## begin RAW RECORDS

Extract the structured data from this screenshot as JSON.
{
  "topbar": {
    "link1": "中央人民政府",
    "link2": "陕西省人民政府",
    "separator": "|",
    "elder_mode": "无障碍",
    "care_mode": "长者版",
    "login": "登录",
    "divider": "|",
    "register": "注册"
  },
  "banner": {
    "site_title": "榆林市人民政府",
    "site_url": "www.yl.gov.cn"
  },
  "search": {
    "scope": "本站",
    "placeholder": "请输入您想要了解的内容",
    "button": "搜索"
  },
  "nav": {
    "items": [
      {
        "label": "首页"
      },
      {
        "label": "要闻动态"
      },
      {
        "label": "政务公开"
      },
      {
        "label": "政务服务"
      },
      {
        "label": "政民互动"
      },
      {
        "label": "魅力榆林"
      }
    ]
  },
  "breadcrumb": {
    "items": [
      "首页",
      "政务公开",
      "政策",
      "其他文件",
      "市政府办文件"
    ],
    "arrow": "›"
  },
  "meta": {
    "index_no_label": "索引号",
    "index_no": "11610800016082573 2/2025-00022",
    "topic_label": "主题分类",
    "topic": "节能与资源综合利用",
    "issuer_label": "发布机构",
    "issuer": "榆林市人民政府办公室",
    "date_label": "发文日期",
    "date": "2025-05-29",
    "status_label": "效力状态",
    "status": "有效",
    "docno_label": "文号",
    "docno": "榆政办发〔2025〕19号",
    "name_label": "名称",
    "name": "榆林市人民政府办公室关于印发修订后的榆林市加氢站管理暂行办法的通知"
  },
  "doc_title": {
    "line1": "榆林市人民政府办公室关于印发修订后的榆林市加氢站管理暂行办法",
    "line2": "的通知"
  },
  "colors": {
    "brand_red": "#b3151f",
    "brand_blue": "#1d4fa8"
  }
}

## end RAW RECORDS

◆ **EXERCISE DETAILS**:
Output all preceding records character for character.

◆ **FINISHED TASK**:
Extract the structured data from this screenshot as JSON.
{
  "topbar": {
    "link1": "中央人民政府",
    "link2": "陕西省人民政府",
    "separator": "|",
    "elder_mode": "无障碍",
    "care_mode": "长者版",
    "login": "登录",
    "divider": "|",
    "register": "注册"
  },
  "banner": {
    "site_title": "榆林市人民政府",
    "site_url": "www.yl.gov.cn"
  },
  "search": {
    "scope": "本站",
    "placeholder": "请输入您想要了解的内容",
    "button": "搜索"
  },
  "nav": {
    "items": [
      {
        "label": "首页"
      },
      {
        "label": "要闻动态"
      },
      {
        "label": "政务公开"
      },
      {
        "label": "政务服务"
      },
      {
        "label": "政民互动"
      },
      {
        "label": "魅力榆林"
      }
    ]
  },
  "breadcrumb": {
    "items": [
      "首页",
      "政务公开",
      "政策",
      "其他文件",
      "市政府办文件"
    ],
    "arrow": "›"
  },
  "meta": {
    "index_no_label": "索引号",
    "index_no": "11610800016082573 2/2025-00022",
    "topic_label": "主题分类",
    "topic": "节能与资源综合利用",
    "issuer_label": "发布机构",
    "issuer": "榆林市人民政府办公室",
    "date_label": "发文日期",
    "date": "2025-05-29",
    "status_label": "效力状态",
    "status": "有效",
    "docno_label": "文号",
    "docno": "榆政办发〔2025〕19号",
    "name_label": "名称",
    "name": "榆林市人民政府办公室关于印发修订后的榆林市加氢站管理暂行办法的通知"
  },
  "doc_title": {
    "line1": "榆林市人民政府办公室关于印发修订后的榆林市加氢站管理暂行办法",
    "line2": "的通知"
  },
  "colors": {
    "brand_red": "#b3151f",
    "brand_blue": "#1d4fa8"
  }
}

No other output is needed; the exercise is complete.